▸ **What to produce**
Below is a block of records. Copy every line in it that contains the word "After".

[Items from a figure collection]
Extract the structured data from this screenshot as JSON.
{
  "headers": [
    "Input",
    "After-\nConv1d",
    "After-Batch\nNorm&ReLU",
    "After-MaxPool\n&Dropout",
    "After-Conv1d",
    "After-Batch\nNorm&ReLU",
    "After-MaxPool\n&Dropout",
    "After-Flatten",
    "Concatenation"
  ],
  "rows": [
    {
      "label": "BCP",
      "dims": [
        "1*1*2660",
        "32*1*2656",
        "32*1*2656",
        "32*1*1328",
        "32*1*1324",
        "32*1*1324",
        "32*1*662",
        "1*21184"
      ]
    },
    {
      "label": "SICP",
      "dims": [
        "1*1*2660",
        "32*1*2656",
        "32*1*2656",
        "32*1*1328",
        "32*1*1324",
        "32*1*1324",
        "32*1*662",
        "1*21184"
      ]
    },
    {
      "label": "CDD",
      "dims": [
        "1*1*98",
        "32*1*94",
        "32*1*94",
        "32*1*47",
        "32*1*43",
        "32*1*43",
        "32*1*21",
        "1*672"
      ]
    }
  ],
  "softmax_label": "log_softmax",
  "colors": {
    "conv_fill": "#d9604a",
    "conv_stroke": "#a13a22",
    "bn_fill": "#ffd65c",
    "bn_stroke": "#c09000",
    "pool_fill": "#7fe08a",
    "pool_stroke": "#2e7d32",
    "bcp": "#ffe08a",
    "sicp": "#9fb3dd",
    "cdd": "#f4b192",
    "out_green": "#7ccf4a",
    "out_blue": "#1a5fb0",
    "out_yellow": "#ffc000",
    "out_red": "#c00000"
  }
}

▸ **Solved exercise**
    "After-\nConv1d",
    "After-Batch\nNorm&ReLU",
    "After-MaxPool\n&Dropout",
    "After-Conv1d",
    "After-Batch\nNorm&ReLU",
    "After-MaxPool\n&Dropout",
    "After-Flatten",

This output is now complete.